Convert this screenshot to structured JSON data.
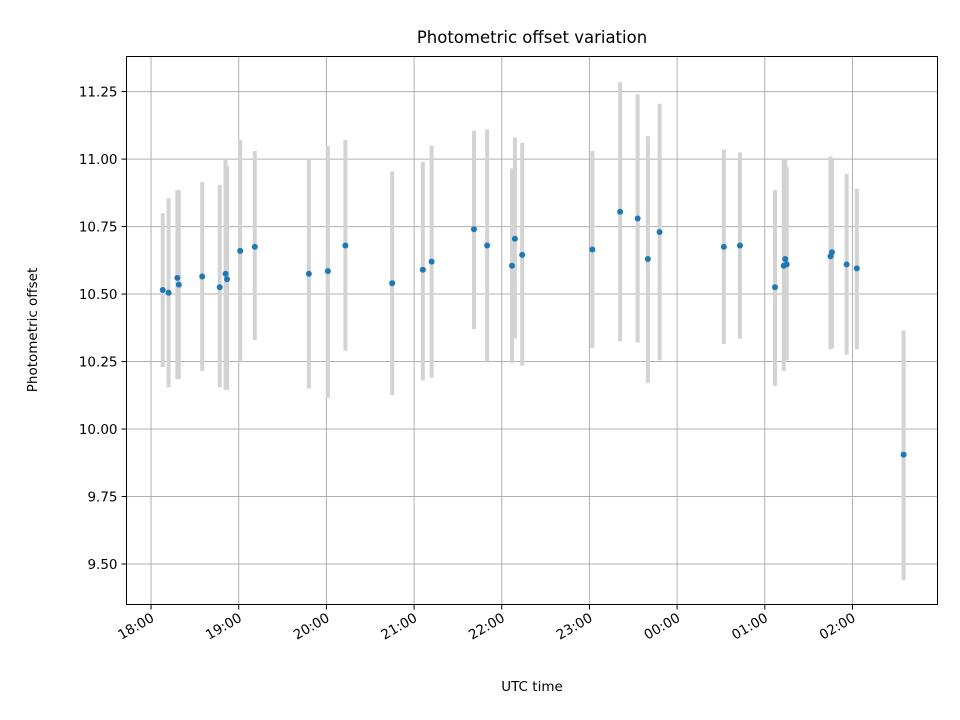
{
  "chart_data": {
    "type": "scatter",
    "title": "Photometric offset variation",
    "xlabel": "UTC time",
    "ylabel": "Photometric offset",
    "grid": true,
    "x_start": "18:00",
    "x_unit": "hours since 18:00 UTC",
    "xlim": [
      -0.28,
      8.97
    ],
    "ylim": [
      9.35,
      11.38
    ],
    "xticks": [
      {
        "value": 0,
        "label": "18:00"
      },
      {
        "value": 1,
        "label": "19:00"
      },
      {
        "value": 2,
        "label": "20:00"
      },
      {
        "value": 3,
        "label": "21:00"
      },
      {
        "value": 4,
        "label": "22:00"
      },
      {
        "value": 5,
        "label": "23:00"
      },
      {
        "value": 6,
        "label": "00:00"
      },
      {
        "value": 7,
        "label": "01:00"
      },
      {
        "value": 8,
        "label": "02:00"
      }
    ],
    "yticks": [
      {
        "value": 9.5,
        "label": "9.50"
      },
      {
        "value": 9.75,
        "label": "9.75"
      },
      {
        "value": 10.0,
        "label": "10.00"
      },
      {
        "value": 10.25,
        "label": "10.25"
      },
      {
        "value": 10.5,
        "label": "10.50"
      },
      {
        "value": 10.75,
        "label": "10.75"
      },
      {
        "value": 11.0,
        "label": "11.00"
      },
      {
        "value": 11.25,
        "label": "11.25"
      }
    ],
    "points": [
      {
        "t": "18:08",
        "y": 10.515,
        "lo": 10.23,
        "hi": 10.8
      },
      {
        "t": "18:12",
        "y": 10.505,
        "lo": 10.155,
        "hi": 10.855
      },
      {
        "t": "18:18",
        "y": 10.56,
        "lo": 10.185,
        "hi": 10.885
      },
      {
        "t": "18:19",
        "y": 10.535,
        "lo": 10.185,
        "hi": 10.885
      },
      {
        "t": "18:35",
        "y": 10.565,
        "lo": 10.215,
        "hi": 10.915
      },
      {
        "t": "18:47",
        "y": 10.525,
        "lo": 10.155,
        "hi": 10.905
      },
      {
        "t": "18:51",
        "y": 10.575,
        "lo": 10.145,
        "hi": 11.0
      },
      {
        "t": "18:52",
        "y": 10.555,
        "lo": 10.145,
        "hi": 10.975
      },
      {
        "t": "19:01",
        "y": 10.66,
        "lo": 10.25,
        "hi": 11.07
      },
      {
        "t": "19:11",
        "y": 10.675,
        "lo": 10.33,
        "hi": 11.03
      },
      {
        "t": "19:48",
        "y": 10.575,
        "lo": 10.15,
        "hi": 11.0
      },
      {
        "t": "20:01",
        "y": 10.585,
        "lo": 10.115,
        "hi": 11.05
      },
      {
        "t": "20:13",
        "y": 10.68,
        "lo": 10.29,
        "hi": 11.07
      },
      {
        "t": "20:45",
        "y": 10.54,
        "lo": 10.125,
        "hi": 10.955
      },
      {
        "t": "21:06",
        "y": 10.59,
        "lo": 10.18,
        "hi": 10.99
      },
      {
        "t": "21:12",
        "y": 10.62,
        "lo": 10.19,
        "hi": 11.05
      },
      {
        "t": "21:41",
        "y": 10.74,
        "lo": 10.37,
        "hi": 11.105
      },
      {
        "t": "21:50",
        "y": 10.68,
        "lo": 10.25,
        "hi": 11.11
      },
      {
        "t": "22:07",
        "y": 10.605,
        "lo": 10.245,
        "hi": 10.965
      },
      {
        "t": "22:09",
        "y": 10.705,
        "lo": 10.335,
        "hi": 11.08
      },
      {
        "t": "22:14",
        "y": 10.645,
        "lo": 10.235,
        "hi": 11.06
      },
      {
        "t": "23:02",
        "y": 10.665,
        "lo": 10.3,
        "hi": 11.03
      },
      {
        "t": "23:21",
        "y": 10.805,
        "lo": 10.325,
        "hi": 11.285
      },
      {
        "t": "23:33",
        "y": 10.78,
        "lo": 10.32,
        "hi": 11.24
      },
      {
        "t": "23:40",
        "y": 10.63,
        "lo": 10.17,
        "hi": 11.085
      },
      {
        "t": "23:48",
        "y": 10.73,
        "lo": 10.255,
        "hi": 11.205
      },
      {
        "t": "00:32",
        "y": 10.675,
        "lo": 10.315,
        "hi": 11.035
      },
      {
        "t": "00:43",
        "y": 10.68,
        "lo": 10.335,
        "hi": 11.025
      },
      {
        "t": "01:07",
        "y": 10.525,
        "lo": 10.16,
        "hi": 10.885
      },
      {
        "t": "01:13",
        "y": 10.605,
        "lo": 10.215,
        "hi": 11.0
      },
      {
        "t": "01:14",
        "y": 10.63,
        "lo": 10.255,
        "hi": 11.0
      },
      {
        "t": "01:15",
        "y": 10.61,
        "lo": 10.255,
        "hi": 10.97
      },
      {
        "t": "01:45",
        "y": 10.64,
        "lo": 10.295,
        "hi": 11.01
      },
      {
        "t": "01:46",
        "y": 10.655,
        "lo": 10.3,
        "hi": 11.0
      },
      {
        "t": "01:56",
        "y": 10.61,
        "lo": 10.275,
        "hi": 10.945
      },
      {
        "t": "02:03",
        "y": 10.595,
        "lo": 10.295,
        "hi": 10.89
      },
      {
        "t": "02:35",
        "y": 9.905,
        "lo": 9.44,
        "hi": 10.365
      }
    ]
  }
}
^^^^^^^^^^^^^^^^
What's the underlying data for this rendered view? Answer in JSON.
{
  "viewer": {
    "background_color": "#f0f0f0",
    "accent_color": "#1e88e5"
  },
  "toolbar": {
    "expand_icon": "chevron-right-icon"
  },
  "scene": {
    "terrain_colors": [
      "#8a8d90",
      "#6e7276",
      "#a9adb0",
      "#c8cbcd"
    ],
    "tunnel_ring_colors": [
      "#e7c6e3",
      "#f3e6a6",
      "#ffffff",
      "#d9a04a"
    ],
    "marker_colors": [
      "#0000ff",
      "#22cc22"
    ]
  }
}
^^^^^^^^^^^^^^^^
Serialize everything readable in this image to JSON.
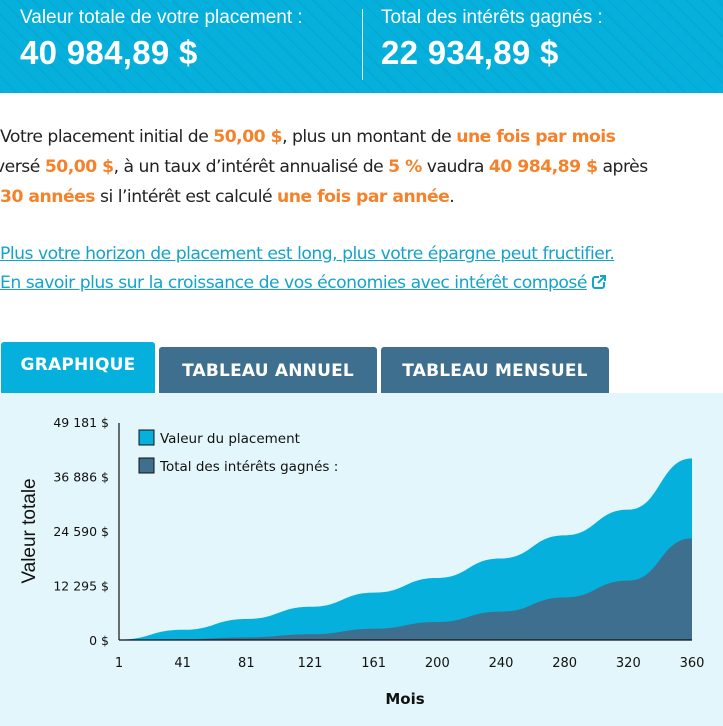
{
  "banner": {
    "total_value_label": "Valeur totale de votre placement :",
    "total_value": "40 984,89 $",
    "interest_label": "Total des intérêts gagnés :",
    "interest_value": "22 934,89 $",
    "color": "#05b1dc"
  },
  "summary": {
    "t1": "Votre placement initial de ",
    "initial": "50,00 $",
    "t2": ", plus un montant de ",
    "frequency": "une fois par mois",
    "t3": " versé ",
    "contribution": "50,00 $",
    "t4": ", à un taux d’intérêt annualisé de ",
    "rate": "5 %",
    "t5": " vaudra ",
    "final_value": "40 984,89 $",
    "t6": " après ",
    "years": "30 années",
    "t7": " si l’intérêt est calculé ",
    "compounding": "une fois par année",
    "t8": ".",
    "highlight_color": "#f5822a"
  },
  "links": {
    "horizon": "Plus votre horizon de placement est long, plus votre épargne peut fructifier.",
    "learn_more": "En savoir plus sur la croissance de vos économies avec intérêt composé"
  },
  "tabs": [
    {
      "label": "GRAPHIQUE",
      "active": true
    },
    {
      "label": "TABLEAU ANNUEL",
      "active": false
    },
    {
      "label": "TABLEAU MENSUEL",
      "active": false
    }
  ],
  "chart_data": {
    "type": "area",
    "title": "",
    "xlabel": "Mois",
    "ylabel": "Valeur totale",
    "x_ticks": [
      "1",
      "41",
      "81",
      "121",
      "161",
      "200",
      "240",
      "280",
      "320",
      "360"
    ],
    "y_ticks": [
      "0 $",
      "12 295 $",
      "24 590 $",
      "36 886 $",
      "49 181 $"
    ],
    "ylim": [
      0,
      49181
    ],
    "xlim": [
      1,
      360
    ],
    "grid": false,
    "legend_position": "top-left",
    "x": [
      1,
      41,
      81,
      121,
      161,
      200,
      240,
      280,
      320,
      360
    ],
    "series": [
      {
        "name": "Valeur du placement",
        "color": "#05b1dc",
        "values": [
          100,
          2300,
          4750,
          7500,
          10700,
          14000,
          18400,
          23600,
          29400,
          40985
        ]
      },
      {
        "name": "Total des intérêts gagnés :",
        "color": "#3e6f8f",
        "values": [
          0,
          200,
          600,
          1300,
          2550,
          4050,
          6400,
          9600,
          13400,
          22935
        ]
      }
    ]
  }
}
^^^^^^^^^^^^^^^^
§ **Task details**: Single out each line of the records above with the string "title" in it, and copy it.

§ **Response**:
    "title": "Photometric offset variation",
    "title": "",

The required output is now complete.